**Exercise requirements:** Show all lines that include the string "label"; copy each one.

•••••

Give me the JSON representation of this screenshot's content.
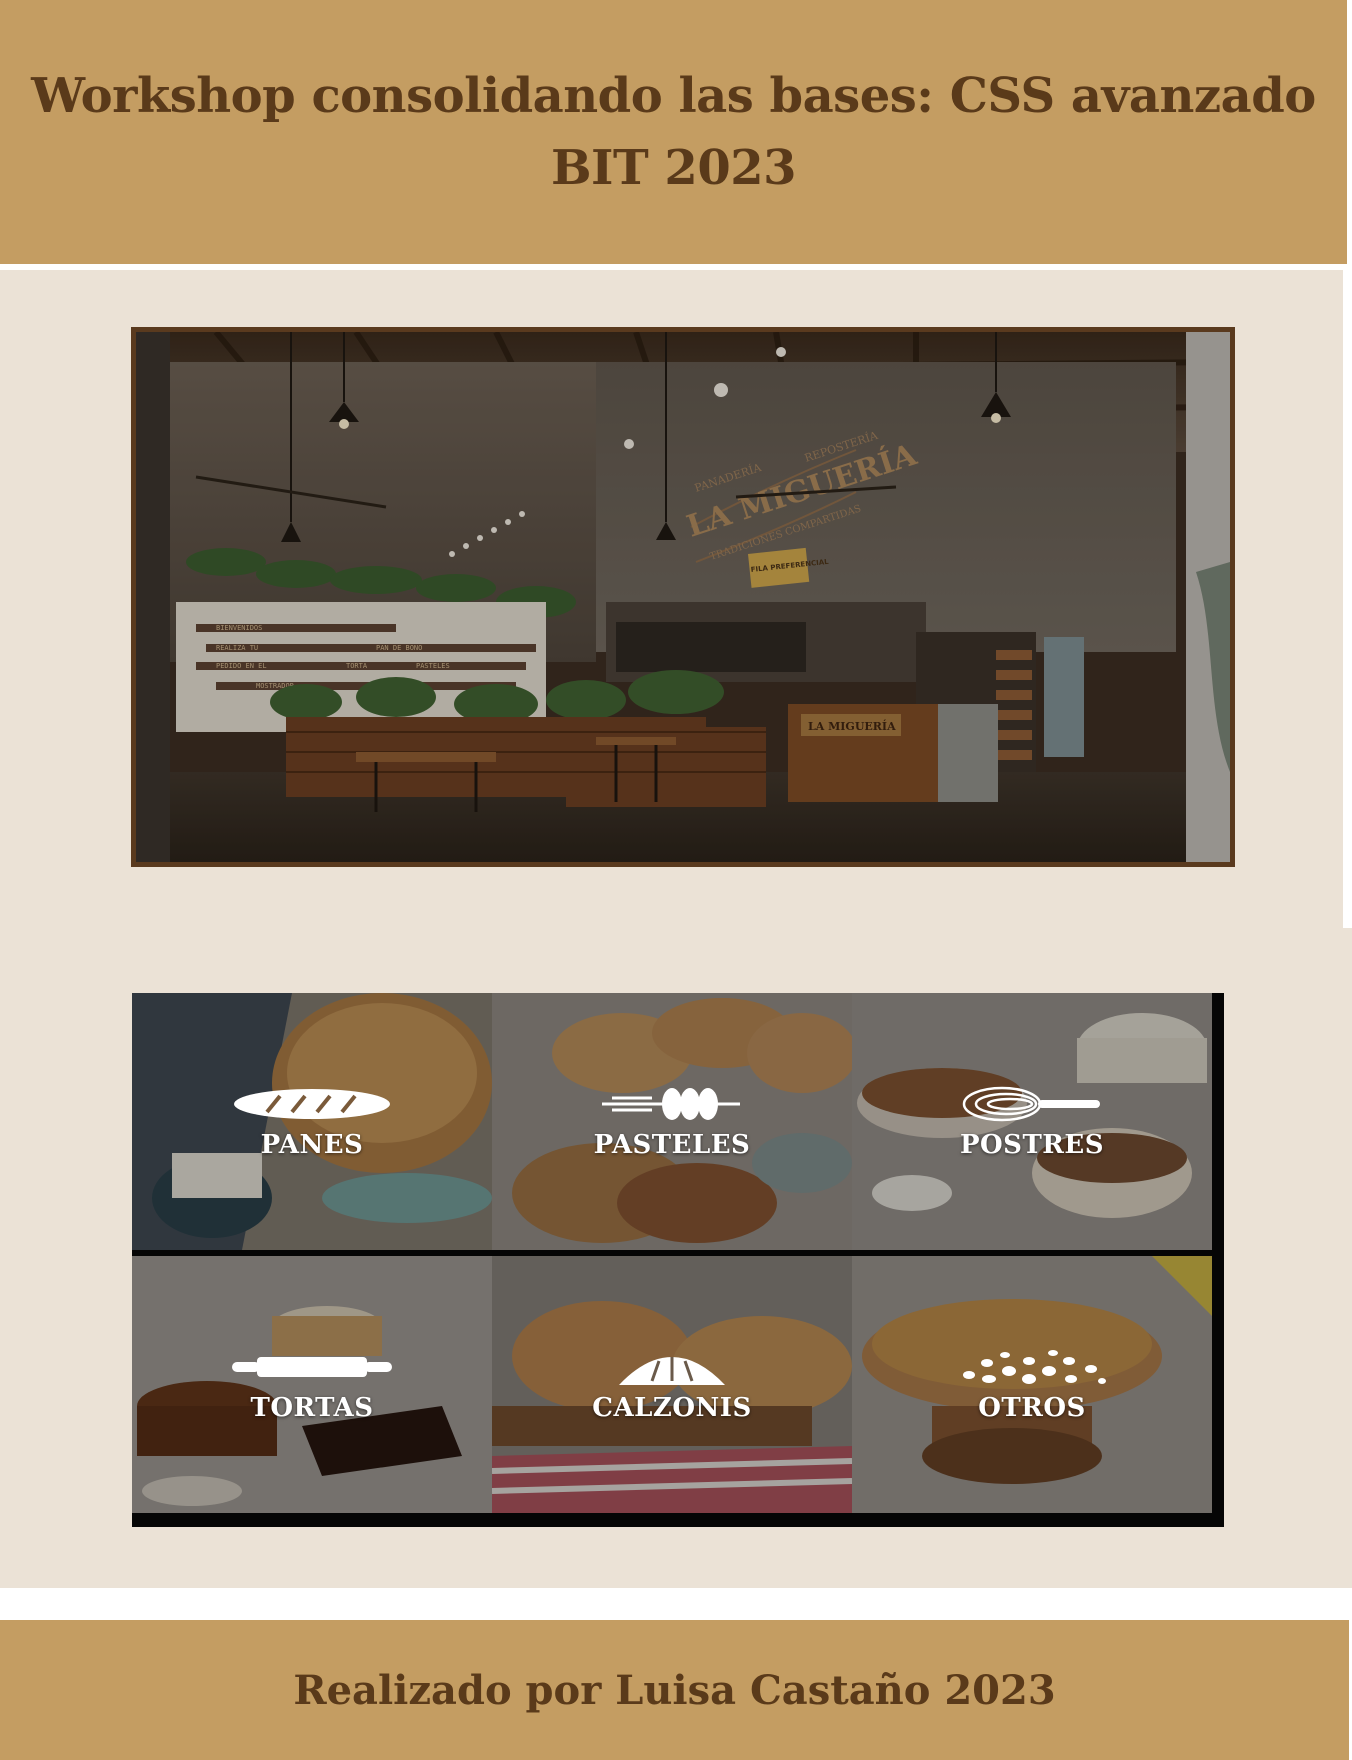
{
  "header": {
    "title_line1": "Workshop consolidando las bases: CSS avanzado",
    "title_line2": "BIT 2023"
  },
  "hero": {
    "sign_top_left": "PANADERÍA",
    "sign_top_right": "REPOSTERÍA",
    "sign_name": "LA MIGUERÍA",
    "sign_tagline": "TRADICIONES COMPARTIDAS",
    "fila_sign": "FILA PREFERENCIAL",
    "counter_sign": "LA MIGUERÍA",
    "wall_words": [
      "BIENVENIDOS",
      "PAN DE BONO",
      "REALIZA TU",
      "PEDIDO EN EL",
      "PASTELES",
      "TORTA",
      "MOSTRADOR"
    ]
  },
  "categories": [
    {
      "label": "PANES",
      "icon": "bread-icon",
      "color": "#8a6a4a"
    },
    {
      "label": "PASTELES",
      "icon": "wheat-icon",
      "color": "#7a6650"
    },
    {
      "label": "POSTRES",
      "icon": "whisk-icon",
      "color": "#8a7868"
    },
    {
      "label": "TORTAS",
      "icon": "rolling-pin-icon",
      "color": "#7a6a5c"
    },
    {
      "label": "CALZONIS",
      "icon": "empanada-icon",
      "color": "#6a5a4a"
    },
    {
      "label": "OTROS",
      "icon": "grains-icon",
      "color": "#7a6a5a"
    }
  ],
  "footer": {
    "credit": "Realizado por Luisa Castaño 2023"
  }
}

•••••

**The reply:**
      "label": "PANES",
      "label": "PASTELES",
      "label": "POSTRES",
      "label": "TORTAS",
      "label": "CALZONIS",
      "label": "OTROS",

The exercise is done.